## Do this
Extract every record, keeping each one exactly as it is.

— Start Data shown —

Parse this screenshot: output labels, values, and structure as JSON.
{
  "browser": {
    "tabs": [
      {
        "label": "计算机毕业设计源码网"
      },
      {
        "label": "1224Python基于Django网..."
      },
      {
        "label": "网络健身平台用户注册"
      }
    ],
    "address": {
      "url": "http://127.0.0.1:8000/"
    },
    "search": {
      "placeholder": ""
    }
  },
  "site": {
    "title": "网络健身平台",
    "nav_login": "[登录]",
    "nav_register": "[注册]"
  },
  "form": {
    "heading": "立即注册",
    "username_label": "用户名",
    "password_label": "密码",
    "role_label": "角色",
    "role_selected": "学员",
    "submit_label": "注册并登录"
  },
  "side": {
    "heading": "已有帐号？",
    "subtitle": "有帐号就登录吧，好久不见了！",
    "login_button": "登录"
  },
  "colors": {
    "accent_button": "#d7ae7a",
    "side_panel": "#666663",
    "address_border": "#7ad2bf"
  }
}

— End Data shown —

## Written solution
Parse this screenshot: output labels, values, and structure as JSON.
{
  "browser": {
    "tabs": [
      {
        "label": "计算机毕业设计源码网"
      },
      {
        "label": "1224Python基于Django网..."
      },
      {
        "label": "网络健身平台用户注册"
      }
    ],
    "address": {
      "url": "http://127.0.0.1:8000/"
    },
    "search": {
      "placeholder": ""
    }
  },
  "site": {
    "title": "网络健身平台",
    "nav_login": "[登录]",
    "nav_register": "[注册]"
  },
  "form": {
    "heading": "立即注册",
    "username_label": "用户名",
    "password_label": "密码",
    "role_label": "角色",
    "role_selected": "学员",
    "submit_label": "注册并登录"
  },
  "side": {
    "heading": "已有帐号？",
    "subtitle": "有帐号就登录吧，好久不见了！",
    "login_button": "登录"
  },
  "colors": {
    "accent_button": "#d7ae7a",
    "side_panel": "#666663",
    "address_border": "#7ad2bf"
  }
}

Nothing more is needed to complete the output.